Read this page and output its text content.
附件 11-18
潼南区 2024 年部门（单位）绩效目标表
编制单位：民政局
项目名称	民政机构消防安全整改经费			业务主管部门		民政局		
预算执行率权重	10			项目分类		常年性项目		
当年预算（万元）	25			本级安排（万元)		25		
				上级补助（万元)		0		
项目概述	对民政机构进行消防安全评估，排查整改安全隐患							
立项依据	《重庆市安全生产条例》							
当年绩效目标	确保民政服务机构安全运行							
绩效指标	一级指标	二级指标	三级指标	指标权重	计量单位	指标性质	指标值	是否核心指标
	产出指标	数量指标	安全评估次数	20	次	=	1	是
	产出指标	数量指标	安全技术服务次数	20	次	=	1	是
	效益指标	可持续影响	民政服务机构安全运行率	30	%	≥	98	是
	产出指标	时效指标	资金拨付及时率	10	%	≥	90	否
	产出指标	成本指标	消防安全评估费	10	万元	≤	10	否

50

-- EXERCISE AIM --
Every record should be given again exactly.

-- THE RESPONSE --
Read this page and output its text content.
附件 11-18
潼南区 2024 年部门（单位）绩效目标表
编制单位：民政局
项目名称	民政机构消防安全整改经费			业务主管部门		民政局		
预算执行率权重	10			项目分类		常年性项目		
当年预算（万元）	25			本级安排（万元)		25		
				上级补助（万元)		0		
项目概述	对民政机构进行消防安全评估，排查整改安全隐患							
立项依据	《重庆市安全生产条例》							
当年绩效目标	确保民政服务机构安全运行							
绩效指标	一级指标	二级指标	三级指标	指标权重	计量单位	指标性质	指标值	是否核心指标
	产出指标	数量指标	安全评估次数	20	次	=	1	是
	产出指标	数量指标	安全技术服务次数	20	次	=	1	是
	效益指标	可持续影响	民政服务机构安全运行率	30	%	≥	98	是
	产出指标	时效指标	资金拨付及时率	10	%	≥	90	否
	产出指标	成本指标	消防安全评估费	10	万元	≤	10	否

50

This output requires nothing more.